## Exercise
Copy out all of the material exactly.
◆ ◆ ◆ ◆ ◆
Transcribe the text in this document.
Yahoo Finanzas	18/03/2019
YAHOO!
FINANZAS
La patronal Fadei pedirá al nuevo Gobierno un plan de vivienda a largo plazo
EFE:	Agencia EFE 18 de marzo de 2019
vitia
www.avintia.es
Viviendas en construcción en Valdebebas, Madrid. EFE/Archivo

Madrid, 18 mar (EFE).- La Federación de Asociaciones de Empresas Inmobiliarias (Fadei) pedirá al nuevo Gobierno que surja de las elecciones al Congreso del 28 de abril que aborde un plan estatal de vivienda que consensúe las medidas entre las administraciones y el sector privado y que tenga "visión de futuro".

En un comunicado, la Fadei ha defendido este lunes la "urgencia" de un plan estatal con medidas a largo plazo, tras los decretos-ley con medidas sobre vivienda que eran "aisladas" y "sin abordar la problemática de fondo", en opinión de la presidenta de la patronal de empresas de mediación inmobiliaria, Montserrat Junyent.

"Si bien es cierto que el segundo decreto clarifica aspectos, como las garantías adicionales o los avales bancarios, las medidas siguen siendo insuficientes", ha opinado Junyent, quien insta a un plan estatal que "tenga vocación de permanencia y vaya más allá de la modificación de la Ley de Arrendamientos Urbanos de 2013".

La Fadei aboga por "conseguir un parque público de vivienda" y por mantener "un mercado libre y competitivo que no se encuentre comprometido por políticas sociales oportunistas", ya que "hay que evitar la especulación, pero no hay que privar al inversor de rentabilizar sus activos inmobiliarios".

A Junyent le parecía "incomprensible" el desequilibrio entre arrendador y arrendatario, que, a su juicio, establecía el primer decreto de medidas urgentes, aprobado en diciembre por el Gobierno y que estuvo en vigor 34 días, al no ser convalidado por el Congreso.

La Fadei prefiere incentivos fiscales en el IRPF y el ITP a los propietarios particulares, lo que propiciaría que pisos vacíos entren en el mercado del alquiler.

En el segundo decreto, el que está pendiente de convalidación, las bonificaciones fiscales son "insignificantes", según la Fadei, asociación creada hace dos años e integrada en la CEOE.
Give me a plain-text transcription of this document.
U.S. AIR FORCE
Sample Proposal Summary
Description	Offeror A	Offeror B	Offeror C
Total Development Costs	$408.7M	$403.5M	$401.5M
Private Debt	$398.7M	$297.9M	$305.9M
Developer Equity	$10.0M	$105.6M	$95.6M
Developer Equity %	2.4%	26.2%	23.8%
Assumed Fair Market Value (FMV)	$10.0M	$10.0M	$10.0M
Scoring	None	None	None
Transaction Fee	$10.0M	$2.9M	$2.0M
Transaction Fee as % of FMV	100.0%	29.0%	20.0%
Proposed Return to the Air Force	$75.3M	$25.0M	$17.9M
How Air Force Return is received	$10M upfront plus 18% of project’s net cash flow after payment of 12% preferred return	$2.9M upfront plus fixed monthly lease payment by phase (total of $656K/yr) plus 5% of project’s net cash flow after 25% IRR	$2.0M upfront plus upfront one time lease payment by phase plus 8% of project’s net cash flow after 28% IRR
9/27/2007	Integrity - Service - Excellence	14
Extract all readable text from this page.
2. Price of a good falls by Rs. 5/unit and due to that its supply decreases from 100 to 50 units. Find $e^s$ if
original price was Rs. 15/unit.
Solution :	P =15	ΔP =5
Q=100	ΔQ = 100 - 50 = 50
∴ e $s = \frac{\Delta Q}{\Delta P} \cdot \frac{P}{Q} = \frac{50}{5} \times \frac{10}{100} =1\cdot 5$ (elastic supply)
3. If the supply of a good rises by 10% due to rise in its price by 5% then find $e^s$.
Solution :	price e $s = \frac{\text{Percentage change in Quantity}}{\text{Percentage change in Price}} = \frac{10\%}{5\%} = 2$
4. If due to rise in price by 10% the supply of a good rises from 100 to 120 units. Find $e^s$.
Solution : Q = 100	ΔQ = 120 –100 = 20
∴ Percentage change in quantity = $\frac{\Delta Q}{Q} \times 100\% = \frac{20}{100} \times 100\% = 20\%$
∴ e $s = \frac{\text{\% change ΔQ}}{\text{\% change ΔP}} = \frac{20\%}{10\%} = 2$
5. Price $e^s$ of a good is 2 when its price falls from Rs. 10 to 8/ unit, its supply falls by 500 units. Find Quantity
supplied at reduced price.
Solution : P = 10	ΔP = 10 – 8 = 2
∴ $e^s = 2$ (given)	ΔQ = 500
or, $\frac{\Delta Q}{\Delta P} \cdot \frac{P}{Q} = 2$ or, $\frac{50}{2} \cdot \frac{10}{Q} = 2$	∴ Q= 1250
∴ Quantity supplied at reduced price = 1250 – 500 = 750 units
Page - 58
◆ ◆ ◆ ◆ ◆
## Exercise response
Transcribe the text in this document.
Yahoo Finanzas	18/03/2019
YAHOO!
FINANZAS
La patronal Fadei pedirá al nuevo Gobierno un plan de vivienda a largo plazo
EFE:	Agencia EFE 18 de marzo de 2019
vitia
www.avintia.es
Viviendas en construcción en Valdebebas, Madrid. EFE/Archivo

Madrid, 18 mar (EFE).- La Federación de Asociaciones de Empresas Inmobiliarias (Fadei) pedirá al nuevo Gobierno que surja de las elecciones al Congreso del 28 de abril que aborde un plan estatal de vivienda que consensúe las medidas entre las administraciones y el sector privado y que tenga "visión de futuro".

En un comunicado, la Fadei ha defendido este lunes la "urgencia" de un plan estatal con medidas a largo plazo, tras los decretos-ley con medidas sobre vivienda que eran "aisladas" y "sin abordar la problemática de fondo", en opinión de la presidenta de la patronal de empresas de mediación inmobiliaria, Montserrat Junyent.

"Si bien es cierto que el segundo decreto clarifica aspectos, como las garantías adicionales o los avales bancarios, las medidas siguen siendo insuficientes", ha opinado Junyent, quien insta a un plan estatal que "tenga vocación de permanencia y vaya más allá de la modificación de la Ley de Arrendamientos Urbanos de 2013".

La Fadei aboga por "conseguir un parque público de vivienda" y por mantener "un mercado libre y competitivo que no se encuentre comprometido por políticas sociales oportunistas", ya que "hay que evitar la especulación, pero no hay que privar al inversor de rentabilizar sus activos inmobiliarios".

A Junyent le parecía "incomprensible" el desequilibrio entre arrendador y arrendatario, que, a su juicio, establecía el primer decreto de medidas urgentes, aprobado en diciembre por el Gobierno y que estuvo en vigor 34 días, al no ser convalidado por el Congreso.

La Fadei prefiere incentivos fiscales en el IRPF y el ITP a los propietarios particulares, lo que propiciaría que pisos vacíos entren en el mercado del alquiler.

En el segundo decreto, el que está pendiente de convalidación, las bonificaciones fiscales son "insignificantes", según la Fadei, asociación creada hace dos años e integrada en la CEOE.
Give me a plain-text transcription of this document.
U.S. AIR FORCE
Sample Proposal Summary
Description	Offeror A	Offeror B	Offeror C
Total Development Costs	$408.7M	$403.5M	$401.5M
Private Debt	$398.7M	$297.9M	$305.9M
Developer Equity	$10.0M	$105.6M	$95.6M
Developer Equity %	2.4%	26.2%	23.8%
Assumed Fair Market Value (FMV)	$10.0M	$10.0M	$10.0M
Scoring	None	None	None
Transaction Fee	$10.0M	$2.9M	$2.0M
Transaction Fee as % of FMV	100.0%	29.0%	20.0%
Proposed Return to the Air Force	$75.3M	$25.0M	$17.9M
How Air Force Return is received	$10M upfront plus 18% of project’s net cash flow after payment of 12% preferred return	$2.9M upfront plus fixed monthly lease payment by phase (total of $656K/yr) plus 5% of project’s net cash flow after 25% IRR	$2.0M upfront plus upfront one time lease payment by phase plus 8% of project’s net cash flow after 28% IRR
9/27/2007	Integrity - Service - Excellence	14
Extract all readable text from this page.
2. Price of a good falls by Rs. 5/unit and due to that its supply decreases from 100 to 50 units. Find $e^s$ if
original price was Rs. 15/unit.
Solution :	P =15	ΔP =5
Q=100	ΔQ = 100 - 50 = 50
∴ e $s = \frac{\Delta Q}{\Delta P} \cdot \frac{P}{Q} = \frac{50}{5} \times \frac{10}{100} =1\cdot 5$ (elastic supply)
3. If the supply of a good rises by 10% due to rise in its price by 5% then find $e^s$.
Solution :	price e $s = \frac{\text{Percentage change in Quantity}}{\text{Percentage change in Price}} = \frac{10\%}{5\%} = 2$
4. If due to rise in price by 10% the supply of a good rises from 100 to 120 units. Find $e^s$.
Solution : Q = 100	ΔQ = 120 –100 = 20
∴ Percentage change in quantity = $\frac{\Delta Q}{Q} \times 100\% = \frac{20}{100} \times 100\% = 20\%$
∴ e $s = \frac{\text{\% change ΔQ}}{\text{\% change ΔP}} = \frac{20\%}{10\%} = 2$
5. Price $e^s$ of a good is 2 when its price falls from Rs. 10 to 8/ unit, its supply falls by 500 units. Find Quantity
supplied at reduced price.
Solution : P = 10	ΔP = 10 – 8 = 2
∴ $e^s = 2$ (given)	ΔQ = 500
or, $\frac{\Delta Q}{\Delta P} \cdot \frac{P}{Q} = 2$ or, $\frac{50}{2} \cdot \frac{10}{Q} = 2$	∴ Q= 1250
∴ Quantity supplied at reduced price = 1250 – 500 = 750 units
Page - 58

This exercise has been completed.